### Stated task
In the records below, find the line containing "Convert this document image to plain text.", then copy that line and all lines after it, exactly, omitting every picture.

---------- Given entries ----------

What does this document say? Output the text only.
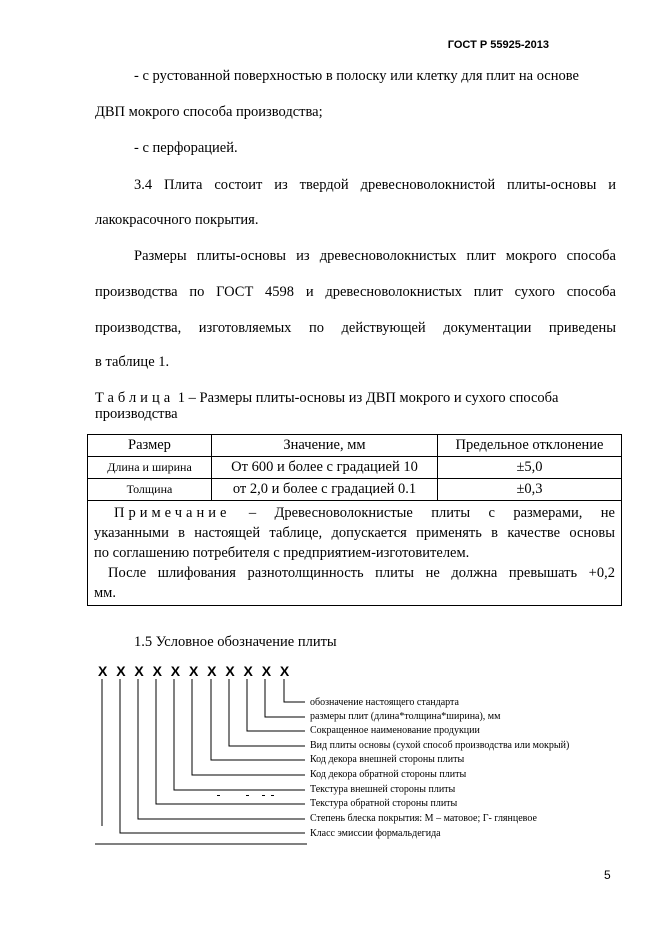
ГОСТ Р 55925-2013
- с рустованной поверхностью в полоску или клетку для плит на основе
ДВП мокрого способа производства;
- с перфорацией.
3.4 Плита состоит из твердой древесноволокнистой плиты-основы и
лакокрасочного покрытия.
Размеры плиты-основы из древесноволокнистых плит мокрого способа
производства по ГОСТ 4598 и древесноволокнистых плит сухого способа
производства, изготовляемых по действующей документации приведены
в таблице 1.
Таблица 1 – Размеры плиты-основы из ДВП мокрого и сухого способа
производства
Размер	Значение, мм	Предельное отклонение
Длина и ширина	От 600 и более с градацией 10	±5,0
Толщина	от 2,0 и более с градацией 0.1	±0,3

Примечание – Древесноволокнистые плиты с размерами, не
указанными в настоящей таблице, допускается применять в качестве основы
по соглашению потребителя с предприятием-изготовителем.
После шлифования разнотолщинность плиты не должна превышать +0,2
мм.		
1.5 Условное обозначение плиты
Х Х Х Х Х Х Х Х Х Х Х
обозначение настоящего стандарта
размеры плит (длина*толщина*ширина), мм
Сокращенное наименование продукции
Вид плиты основы (сухой способ производства или мокрый)
Код декора внешней стороны плиты
Код декора обратной стороны плиты
Текстура внешней стороны плиты
Текстура обратной стороны плиты
Степень блеска покрытия: М – матовое; Г- глянцевое
Класс эмиссии формальдегида
5
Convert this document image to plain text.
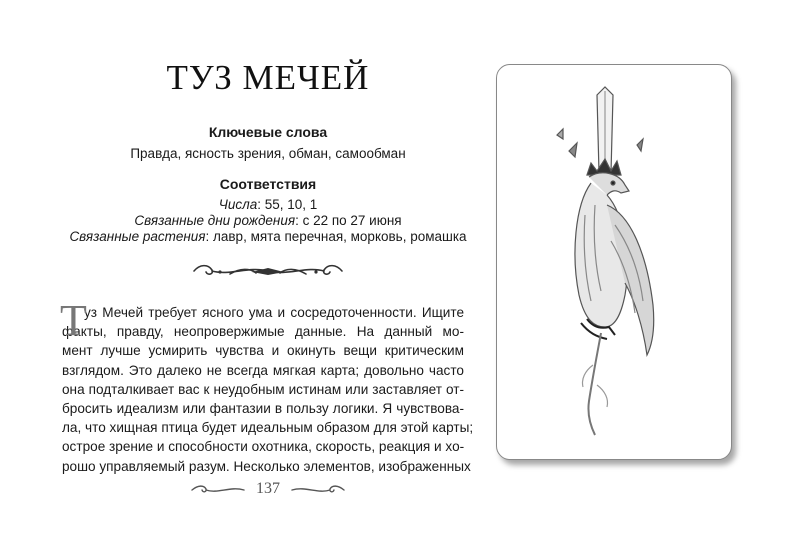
ТУЗ МЕЧЕЙ
Ключевые слова
Правда, ясность зрения, обман, самообман
Соответствия
Числа: 55, 10, 1
Связанные дни рождения: с 22 по 27 июня
Связанные растения: лавр, мята перечная, морковь, ромашка
Т
уз Мечей требует ясного ума и сосредоточенности. Ищите
факты, правду, неопровержимые данные. На данный мо-
мент лучше усмирить чувства и окинуть вещи критическим
взглядом. Это далеко не всегда мягкая карта; довольно часто
она подталкивает вас к неудобным истинам или заставляет от-
бросить идеализм или фантазии в пользу логики. Я чувствова-
ла, что хищная птица будет идеальным образом для этой карты;
острое зрение и способности охотника, скорость, реакция и хо-
рошо управляемый разум. Несколько элементов, изображенных
137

----------

### Answer
Convert this document image to plain text.
ТУЗ МЕЧЕЙ
Ключевые слова
Правда, ясность зрения, обман, самообман
Соответствия
Числа: 55, 10, 1
Связанные дни рождения: с 22 по 27 июня
Связанные растения: лавр, мята перечная, морковь, ромашка
Т
уз Мечей требует ясного ума и сосредоточенности. Ищите
факты, правду, неопровержимые данные. На данный мо-
мент лучше усмирить чувства и окинуть вещи критическим
взглядом. Это далеко не всегда мягкая карта; довольно часто
она подталкивает вас к неудобным истинам или заставляет от-
бросить идеализм или фантазии в пользу логики. Я чувствова-
ла, что хищная птица будет идеальным образом для этой карты;
острое зрение и способности охотника, скорость, реакция и хо-
рошо управляемый разум. Несколько элементов, изображенных
137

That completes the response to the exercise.